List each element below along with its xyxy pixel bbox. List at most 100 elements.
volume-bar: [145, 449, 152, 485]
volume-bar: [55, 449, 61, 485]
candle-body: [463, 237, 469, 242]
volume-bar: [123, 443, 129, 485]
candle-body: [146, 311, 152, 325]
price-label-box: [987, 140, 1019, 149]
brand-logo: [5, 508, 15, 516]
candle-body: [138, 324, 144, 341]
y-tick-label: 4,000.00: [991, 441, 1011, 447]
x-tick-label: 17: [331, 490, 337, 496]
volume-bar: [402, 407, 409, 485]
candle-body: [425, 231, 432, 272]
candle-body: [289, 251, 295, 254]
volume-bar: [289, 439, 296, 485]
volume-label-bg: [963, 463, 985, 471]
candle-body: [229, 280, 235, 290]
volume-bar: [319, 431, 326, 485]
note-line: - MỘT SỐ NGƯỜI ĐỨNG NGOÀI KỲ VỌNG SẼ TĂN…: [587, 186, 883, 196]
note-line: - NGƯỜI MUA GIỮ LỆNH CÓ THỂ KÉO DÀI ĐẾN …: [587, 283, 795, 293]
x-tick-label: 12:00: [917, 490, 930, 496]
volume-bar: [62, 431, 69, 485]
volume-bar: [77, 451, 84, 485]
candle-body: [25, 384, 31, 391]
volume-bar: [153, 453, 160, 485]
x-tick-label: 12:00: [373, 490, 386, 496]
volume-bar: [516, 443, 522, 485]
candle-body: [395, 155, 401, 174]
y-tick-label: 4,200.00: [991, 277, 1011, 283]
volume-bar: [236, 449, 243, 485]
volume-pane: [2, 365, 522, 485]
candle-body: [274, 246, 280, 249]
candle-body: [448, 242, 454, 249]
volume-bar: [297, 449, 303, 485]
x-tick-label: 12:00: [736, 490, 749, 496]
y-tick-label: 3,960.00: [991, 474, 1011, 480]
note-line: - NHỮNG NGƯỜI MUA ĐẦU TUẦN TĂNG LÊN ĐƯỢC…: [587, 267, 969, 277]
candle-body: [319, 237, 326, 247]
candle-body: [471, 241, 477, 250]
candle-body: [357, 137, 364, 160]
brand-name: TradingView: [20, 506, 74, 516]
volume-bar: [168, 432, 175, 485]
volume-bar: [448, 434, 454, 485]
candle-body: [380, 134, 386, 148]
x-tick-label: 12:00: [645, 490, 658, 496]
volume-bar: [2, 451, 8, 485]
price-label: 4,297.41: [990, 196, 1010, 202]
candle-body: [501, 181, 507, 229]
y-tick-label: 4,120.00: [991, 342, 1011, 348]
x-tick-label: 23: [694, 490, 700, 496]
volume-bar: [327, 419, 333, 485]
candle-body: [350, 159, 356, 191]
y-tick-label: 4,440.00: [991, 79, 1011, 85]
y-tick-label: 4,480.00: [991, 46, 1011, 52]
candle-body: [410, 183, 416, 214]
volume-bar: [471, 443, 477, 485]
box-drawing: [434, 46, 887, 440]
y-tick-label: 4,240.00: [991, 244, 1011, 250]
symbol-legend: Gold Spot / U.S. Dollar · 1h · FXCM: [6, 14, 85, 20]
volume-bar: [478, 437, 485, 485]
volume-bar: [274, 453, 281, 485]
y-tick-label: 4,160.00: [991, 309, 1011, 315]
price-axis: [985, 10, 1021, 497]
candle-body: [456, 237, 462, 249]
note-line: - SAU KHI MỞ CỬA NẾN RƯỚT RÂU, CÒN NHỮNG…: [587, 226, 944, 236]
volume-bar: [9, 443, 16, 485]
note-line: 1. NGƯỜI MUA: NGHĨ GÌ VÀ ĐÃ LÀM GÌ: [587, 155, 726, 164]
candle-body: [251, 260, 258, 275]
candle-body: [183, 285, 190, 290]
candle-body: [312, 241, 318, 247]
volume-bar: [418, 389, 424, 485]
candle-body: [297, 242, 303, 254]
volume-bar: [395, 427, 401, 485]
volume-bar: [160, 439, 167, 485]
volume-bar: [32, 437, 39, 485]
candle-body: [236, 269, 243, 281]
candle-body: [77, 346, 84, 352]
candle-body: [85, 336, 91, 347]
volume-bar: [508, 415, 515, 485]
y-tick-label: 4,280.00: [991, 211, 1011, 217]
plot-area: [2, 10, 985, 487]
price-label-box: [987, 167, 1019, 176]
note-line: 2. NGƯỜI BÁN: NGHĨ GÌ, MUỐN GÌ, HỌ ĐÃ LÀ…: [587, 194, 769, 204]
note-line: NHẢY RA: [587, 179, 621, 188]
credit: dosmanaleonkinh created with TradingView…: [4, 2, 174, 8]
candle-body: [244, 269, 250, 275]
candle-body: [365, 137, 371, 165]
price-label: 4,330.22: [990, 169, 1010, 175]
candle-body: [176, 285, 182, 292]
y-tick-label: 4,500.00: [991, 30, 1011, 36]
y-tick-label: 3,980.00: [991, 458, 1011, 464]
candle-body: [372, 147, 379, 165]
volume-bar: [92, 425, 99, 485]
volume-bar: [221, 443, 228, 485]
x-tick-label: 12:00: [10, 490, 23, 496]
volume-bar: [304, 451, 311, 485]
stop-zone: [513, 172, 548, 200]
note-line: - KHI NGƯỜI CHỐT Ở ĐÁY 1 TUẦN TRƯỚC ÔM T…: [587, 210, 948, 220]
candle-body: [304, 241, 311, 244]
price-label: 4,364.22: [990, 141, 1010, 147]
──────────────────────────────
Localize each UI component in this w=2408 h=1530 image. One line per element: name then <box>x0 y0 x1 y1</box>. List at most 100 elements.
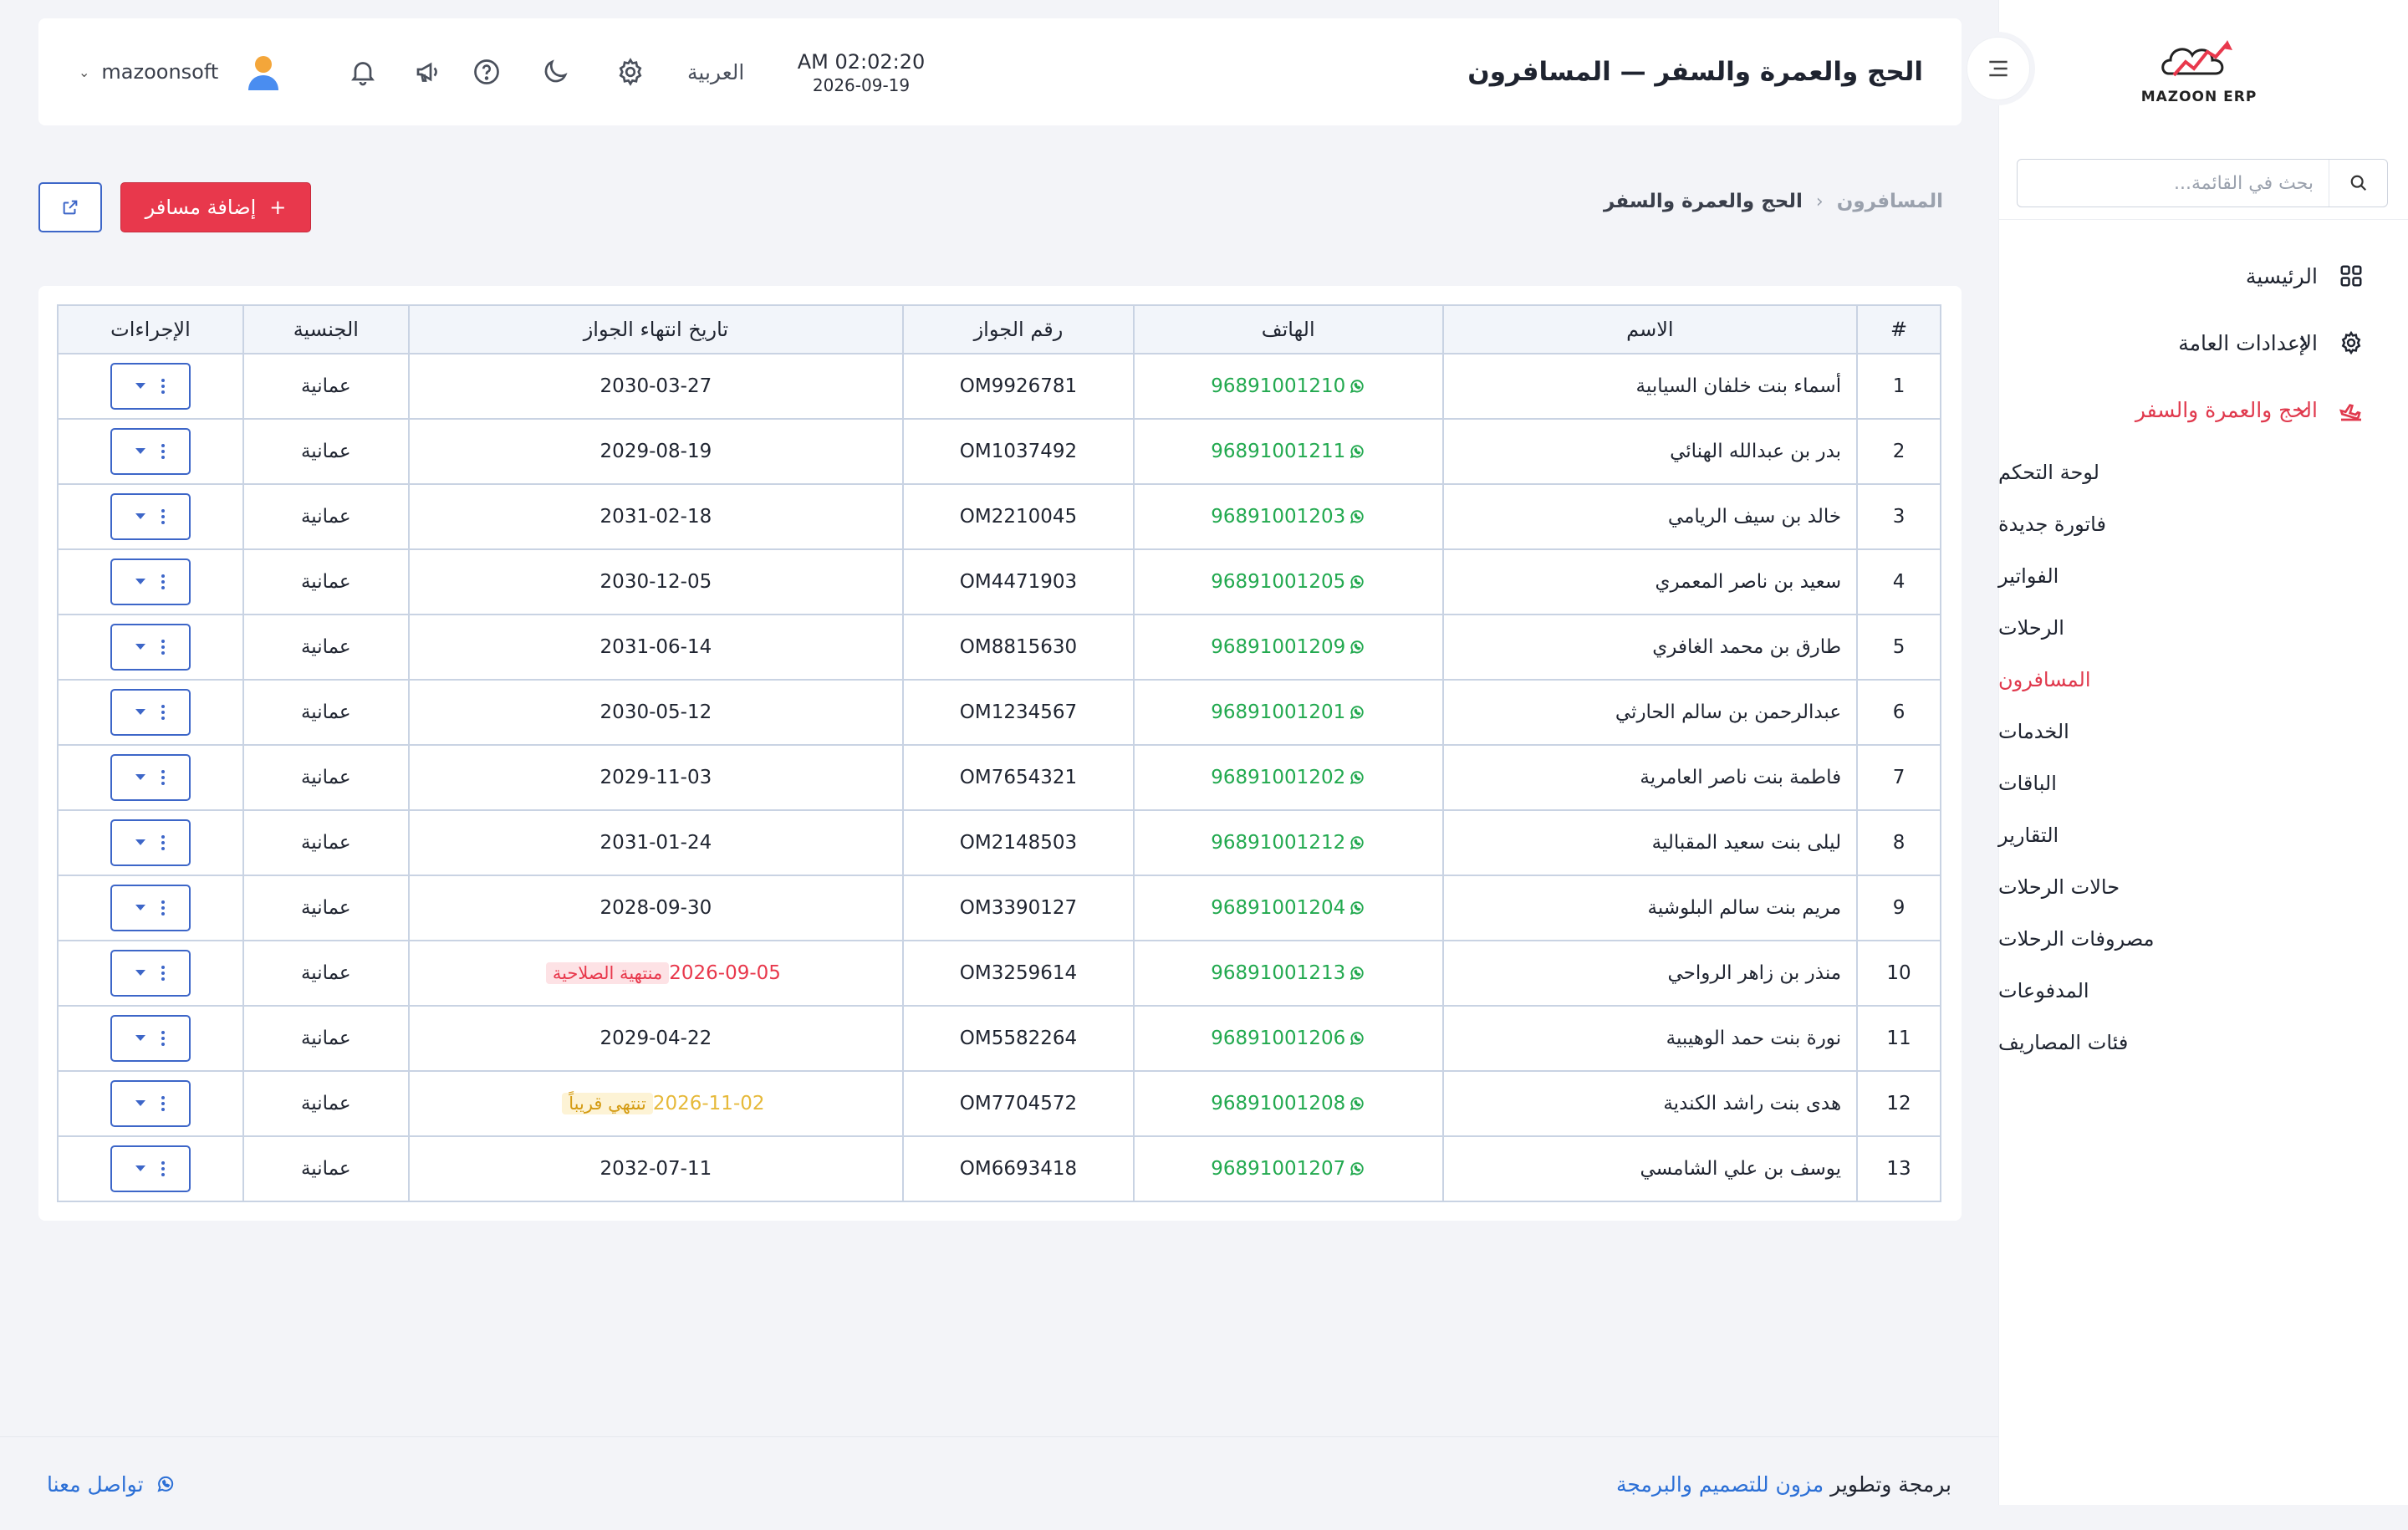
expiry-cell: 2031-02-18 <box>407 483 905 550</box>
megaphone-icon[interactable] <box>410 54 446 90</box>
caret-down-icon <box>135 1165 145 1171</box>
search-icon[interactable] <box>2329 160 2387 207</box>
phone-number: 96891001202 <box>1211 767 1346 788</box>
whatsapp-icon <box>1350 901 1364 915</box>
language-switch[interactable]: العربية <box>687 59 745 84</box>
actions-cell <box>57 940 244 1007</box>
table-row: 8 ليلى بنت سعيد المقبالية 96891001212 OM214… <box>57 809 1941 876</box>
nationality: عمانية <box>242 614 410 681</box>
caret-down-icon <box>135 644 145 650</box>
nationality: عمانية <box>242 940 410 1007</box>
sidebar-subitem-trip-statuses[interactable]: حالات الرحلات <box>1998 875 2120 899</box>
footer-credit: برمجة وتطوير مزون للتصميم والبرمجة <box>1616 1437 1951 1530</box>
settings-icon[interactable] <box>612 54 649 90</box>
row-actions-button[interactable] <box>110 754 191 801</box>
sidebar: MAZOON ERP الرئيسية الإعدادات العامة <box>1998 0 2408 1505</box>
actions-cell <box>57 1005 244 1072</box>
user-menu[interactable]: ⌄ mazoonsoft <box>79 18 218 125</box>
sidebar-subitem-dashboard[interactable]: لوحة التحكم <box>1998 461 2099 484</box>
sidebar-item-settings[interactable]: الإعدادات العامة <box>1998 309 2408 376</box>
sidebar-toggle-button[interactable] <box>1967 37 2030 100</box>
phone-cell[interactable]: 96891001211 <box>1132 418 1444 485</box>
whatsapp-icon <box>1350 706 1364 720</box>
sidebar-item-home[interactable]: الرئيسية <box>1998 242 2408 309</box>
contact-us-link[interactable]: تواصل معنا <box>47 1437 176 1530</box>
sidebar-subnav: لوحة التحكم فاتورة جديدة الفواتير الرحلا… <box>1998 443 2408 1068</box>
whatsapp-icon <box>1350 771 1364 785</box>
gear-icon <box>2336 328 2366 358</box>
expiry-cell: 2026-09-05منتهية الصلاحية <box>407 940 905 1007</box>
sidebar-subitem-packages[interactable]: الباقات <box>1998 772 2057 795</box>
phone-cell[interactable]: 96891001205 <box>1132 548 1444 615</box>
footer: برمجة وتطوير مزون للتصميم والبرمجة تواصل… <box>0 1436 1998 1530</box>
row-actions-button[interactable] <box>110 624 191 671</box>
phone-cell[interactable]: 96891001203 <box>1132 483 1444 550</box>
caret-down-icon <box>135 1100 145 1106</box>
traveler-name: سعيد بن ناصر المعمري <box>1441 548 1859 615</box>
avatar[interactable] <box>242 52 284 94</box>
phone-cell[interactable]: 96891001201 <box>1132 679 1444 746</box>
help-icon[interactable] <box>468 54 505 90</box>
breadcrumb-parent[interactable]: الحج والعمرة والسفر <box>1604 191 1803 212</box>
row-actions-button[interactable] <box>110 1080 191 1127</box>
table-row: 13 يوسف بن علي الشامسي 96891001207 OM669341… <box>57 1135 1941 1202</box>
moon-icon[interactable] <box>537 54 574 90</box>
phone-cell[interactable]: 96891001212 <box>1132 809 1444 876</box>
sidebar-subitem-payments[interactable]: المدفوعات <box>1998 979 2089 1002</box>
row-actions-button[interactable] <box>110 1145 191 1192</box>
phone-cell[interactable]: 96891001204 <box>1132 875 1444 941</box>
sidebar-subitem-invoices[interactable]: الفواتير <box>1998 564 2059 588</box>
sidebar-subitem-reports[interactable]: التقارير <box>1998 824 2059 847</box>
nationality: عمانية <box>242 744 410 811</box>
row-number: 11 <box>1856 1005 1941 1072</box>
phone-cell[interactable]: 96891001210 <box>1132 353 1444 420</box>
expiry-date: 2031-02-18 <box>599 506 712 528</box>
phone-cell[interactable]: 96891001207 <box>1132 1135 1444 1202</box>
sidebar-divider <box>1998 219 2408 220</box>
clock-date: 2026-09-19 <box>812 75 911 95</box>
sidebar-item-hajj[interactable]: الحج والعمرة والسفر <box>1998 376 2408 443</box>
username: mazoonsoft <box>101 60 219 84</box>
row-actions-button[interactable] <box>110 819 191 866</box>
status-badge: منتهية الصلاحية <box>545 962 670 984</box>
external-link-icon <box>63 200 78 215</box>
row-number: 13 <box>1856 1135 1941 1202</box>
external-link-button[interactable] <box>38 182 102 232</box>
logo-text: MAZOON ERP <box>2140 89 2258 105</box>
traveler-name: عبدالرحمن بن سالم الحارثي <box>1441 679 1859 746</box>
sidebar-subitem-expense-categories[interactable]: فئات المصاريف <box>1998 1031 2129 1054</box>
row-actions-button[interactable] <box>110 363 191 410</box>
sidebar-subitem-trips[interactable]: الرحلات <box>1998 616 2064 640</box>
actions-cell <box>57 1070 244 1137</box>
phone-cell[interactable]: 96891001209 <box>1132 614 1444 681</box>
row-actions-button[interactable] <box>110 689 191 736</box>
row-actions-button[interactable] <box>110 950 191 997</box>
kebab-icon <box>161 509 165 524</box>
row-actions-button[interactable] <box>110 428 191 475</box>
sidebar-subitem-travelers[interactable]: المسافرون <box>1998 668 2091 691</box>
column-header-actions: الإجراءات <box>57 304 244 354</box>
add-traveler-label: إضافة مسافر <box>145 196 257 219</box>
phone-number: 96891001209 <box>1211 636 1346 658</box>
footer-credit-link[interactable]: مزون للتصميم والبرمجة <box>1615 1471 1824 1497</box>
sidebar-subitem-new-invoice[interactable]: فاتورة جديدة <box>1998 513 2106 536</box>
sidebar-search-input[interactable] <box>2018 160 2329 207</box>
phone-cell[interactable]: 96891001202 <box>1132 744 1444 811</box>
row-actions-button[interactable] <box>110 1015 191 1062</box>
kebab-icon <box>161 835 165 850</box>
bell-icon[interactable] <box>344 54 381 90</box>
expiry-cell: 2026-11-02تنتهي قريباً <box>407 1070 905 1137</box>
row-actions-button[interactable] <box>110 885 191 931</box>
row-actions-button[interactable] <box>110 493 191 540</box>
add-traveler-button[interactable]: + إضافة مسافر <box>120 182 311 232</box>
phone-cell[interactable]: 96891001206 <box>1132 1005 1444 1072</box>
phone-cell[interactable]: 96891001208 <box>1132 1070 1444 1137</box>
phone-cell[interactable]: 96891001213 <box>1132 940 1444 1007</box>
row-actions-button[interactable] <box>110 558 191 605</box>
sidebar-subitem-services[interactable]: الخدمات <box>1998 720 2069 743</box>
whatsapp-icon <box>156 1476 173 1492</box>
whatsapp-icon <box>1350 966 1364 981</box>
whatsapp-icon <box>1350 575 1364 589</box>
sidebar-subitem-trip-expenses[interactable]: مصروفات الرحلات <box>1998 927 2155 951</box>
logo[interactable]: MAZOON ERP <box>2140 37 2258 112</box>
──────────────────────────────
Short problem :: Beginning with the line that contains "List each element" and stopping after the line that contains "candle-body: [448, 242, 454, 249]", convert those lines of the records into a JSON list of strings with one string per line, omitting any blank lines.

Output of the exercise ::
[
  "List each element below along with its xyxy pixel bbox. List at most 100 elements.",
  "volume-bar: [145, 449, 152, 485]",
  "volume-bar: [55, 449, 61, 485]",
  "candle-body: [463, 237, 469, 242]",
  "volume-bar: [123, 443, 129, 485]",
  "candle-body: [146, 311, 152, 325]",
  "price-label-box: [987, 140, 1019, 149]",
  "brand-logo: [5, 508, 15, 516]",
  "candle-body: [138, 324, 144, 341]",
  "y-tick-label: 4,000.00: [991, 441, 1011, 447]",
  "x-tick-label: 17: [331, 490, 337, 496]",
  "volume-bar: [402, 407, 409, 485]",
  "candle-body: [425, 231, 432, 272]",
  "candle-body: [289, 251, 295, 254]",
  "volume-bar: [289, 439, 296, 485]",
  "volume-label-bg: [963, 463, 985, 471]",
  "candle-body: [229, 280, 235, 290]",
  "volume-bar: [319, 431, 326, 485]",
  "note-line: - MỘT SỐ NGƯỜI ĐỨNG NGOÀI KỲ VỌNG SẼ TĂN…: [587, 186, 883, 196]",
  "note-line: - NGƯỜI MUA GIỮ LỆNH CÓ THỂ KÉO DÀI ĐẾN …: [587, 283, 795, 293]",
  "x-tick-label: 12:00: [917, 490, 930, 496]",
  "volume-bar: [62, 431, 69, 485]",
  "volume-bar: [77, 451, 84, 485]",
  "candle-body: [25, 384, 31, 391]",
  "volume-bar: [153, 453, 160, 485]",
  "x-tick-label: 12:00: [373, 490, 386, 496]",
  "volume-bar: [516, 443, 522, 485]",
  "candle-body: [395, 155, 401, 174]",
  "y-tick-label: 4,200.00: [991, 277, 1011, 283]",
  "volume-bar: [236, 449, 243, 485]",
  "volume-pane: [2, 365, 522, 485]",
  "candle-body: [274, 246, 280, 249]",
  "candle-body: [448, 242, 454, 249]"
]